## Data for this exercise:

[start]

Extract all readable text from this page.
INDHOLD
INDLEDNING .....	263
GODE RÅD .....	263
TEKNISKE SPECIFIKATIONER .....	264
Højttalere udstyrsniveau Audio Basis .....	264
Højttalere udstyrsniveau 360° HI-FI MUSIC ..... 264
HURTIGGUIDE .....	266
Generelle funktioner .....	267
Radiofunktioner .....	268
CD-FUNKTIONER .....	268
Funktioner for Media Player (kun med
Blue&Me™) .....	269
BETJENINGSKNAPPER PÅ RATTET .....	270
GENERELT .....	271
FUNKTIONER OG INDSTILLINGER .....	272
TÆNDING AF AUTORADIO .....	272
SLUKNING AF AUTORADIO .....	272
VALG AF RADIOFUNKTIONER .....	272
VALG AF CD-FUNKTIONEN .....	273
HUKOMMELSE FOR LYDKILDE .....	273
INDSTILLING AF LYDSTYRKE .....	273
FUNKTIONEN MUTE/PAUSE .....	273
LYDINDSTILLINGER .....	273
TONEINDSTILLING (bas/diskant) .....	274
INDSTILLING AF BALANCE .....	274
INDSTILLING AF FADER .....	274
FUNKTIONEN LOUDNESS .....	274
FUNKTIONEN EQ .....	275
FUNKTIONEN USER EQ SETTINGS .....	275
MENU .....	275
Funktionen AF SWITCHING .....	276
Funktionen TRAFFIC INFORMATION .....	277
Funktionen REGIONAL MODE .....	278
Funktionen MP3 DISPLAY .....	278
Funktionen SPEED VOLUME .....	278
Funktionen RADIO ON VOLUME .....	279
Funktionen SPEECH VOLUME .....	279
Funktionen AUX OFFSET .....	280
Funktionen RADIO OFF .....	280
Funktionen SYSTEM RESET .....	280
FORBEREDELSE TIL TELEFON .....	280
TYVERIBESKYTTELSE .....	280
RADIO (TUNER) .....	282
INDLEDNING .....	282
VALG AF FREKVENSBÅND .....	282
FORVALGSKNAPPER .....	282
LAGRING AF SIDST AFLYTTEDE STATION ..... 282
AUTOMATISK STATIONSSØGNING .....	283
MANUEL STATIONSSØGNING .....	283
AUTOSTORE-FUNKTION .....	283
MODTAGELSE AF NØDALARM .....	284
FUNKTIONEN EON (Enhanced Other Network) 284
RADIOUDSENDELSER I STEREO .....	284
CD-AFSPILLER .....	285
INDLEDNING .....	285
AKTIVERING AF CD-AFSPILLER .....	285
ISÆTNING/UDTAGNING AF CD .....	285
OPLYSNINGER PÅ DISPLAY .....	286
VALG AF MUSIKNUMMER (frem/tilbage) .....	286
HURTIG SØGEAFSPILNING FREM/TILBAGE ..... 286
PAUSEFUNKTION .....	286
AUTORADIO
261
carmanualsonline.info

[end]

## Brief:
Collect the lines of the records that include the string "INDLEDNING".

## Task output:
INDLEDNING .....	263
INDLEDNING .....	282
INDLEDNING .....	285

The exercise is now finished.